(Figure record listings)
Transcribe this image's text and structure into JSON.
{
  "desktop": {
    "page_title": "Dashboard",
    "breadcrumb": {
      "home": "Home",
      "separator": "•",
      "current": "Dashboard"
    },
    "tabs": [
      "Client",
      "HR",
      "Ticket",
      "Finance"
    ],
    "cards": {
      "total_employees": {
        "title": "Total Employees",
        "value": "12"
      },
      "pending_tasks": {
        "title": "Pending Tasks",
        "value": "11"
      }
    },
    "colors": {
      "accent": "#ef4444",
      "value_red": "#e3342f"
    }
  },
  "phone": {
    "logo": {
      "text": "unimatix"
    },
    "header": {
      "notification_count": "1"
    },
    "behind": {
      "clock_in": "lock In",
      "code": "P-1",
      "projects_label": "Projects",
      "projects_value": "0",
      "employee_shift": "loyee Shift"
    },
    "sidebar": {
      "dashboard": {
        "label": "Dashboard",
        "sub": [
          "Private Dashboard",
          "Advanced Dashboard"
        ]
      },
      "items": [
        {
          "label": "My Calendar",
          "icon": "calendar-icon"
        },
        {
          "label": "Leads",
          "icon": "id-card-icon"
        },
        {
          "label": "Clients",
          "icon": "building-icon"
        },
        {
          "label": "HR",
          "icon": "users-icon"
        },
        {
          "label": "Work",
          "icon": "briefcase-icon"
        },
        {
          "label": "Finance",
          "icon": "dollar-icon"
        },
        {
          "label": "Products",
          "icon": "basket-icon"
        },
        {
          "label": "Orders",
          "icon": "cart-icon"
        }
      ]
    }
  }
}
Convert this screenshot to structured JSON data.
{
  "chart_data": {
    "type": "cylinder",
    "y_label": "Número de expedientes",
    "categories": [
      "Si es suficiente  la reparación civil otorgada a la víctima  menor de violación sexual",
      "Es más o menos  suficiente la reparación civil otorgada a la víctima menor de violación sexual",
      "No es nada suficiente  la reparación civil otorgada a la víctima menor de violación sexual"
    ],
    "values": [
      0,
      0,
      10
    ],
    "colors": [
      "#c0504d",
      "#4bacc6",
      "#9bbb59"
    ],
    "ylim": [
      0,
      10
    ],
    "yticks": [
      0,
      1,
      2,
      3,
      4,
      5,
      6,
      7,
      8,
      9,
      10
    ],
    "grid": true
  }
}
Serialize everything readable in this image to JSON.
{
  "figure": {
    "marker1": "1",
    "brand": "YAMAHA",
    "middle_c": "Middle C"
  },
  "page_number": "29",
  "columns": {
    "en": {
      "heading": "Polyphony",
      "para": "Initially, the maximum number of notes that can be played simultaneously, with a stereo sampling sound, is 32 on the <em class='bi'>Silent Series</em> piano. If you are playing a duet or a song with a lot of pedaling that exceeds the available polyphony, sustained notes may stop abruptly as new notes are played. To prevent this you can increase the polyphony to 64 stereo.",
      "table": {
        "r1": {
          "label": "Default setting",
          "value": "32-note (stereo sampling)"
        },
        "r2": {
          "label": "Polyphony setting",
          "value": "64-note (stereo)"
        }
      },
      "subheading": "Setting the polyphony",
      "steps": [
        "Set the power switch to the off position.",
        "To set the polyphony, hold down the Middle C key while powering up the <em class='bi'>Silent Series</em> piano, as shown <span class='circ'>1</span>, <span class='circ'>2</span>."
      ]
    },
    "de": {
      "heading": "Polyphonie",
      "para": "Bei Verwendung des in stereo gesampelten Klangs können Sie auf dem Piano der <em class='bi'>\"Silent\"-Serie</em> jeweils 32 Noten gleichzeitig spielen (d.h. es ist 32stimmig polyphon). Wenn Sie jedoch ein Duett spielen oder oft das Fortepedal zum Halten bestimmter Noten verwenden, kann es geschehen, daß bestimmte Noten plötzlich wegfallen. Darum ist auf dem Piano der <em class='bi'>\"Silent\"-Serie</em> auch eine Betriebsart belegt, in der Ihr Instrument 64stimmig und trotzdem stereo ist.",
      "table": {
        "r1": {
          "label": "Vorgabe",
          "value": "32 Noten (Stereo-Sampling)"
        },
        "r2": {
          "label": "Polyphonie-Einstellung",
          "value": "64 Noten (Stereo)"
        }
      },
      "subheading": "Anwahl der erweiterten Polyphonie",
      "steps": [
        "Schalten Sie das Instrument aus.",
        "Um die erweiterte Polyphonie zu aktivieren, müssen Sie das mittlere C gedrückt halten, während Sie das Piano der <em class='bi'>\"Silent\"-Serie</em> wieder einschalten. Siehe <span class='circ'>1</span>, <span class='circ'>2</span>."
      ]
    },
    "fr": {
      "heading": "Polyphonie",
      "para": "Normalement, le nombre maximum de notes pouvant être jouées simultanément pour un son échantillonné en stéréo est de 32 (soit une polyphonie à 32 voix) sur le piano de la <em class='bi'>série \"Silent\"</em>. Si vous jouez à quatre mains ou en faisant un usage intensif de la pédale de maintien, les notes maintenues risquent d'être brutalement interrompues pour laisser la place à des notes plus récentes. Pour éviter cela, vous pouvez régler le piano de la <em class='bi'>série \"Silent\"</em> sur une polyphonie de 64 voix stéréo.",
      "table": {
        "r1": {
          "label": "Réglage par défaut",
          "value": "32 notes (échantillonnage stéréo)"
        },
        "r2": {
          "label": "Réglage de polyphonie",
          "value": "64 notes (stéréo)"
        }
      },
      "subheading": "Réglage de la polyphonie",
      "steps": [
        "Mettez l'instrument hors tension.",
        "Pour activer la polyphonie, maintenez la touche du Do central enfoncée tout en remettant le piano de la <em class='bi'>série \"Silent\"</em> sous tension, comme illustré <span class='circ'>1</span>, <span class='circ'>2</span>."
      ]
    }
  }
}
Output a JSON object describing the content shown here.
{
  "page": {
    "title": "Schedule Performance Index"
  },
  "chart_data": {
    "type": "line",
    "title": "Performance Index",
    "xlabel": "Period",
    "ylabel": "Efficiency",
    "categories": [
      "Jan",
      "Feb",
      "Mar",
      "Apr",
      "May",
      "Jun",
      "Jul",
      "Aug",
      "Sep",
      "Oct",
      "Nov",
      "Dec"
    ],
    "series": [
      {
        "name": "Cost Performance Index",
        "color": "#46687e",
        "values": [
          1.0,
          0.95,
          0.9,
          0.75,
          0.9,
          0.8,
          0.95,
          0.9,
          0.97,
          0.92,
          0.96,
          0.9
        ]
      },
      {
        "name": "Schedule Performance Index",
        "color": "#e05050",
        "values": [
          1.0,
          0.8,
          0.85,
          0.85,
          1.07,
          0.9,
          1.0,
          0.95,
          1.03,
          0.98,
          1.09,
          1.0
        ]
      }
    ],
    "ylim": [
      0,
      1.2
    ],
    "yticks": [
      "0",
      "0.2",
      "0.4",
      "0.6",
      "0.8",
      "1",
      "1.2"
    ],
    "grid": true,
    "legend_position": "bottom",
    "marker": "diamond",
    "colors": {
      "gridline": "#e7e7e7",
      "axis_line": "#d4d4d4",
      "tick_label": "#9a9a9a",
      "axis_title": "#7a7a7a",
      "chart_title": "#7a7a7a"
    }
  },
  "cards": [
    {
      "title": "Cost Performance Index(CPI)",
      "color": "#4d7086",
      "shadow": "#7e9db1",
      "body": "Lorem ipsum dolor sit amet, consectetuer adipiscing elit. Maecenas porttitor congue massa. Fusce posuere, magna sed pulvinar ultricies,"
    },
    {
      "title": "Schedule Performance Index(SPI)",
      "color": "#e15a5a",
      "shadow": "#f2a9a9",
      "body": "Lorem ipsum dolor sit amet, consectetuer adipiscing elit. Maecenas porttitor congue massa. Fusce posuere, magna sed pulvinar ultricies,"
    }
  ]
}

**Instruction**. Pull out all lines from the entries above in which the word "span" appears.

**Task output**.
        "To set the polyphony, hold down the Middle C key while powering up the <em class='bi'>Silent Series</em> piano, as shown <span class='circ'>1</span>, <span class='circ'>2</span>."
        "Um die erweiterte Polyphonie zu aktivieren, müssen Sie das mittlere C gedrückt halten, während Sie das Piano der <em class='bi'>\"Silent\"-Serie</em> wieder einschalten. Siehe <span class='circ'>1</span>, <span class='circ'>2</span>."
        "Pour activer la polyphonie, maintenez la touche du Do central enfoncée tout en remettant le piano de la <em class='bi'>série \"Silent\"</em> sous tension, comme illustré <span class='circ'>1</span>, <span class='circ'>2</span>."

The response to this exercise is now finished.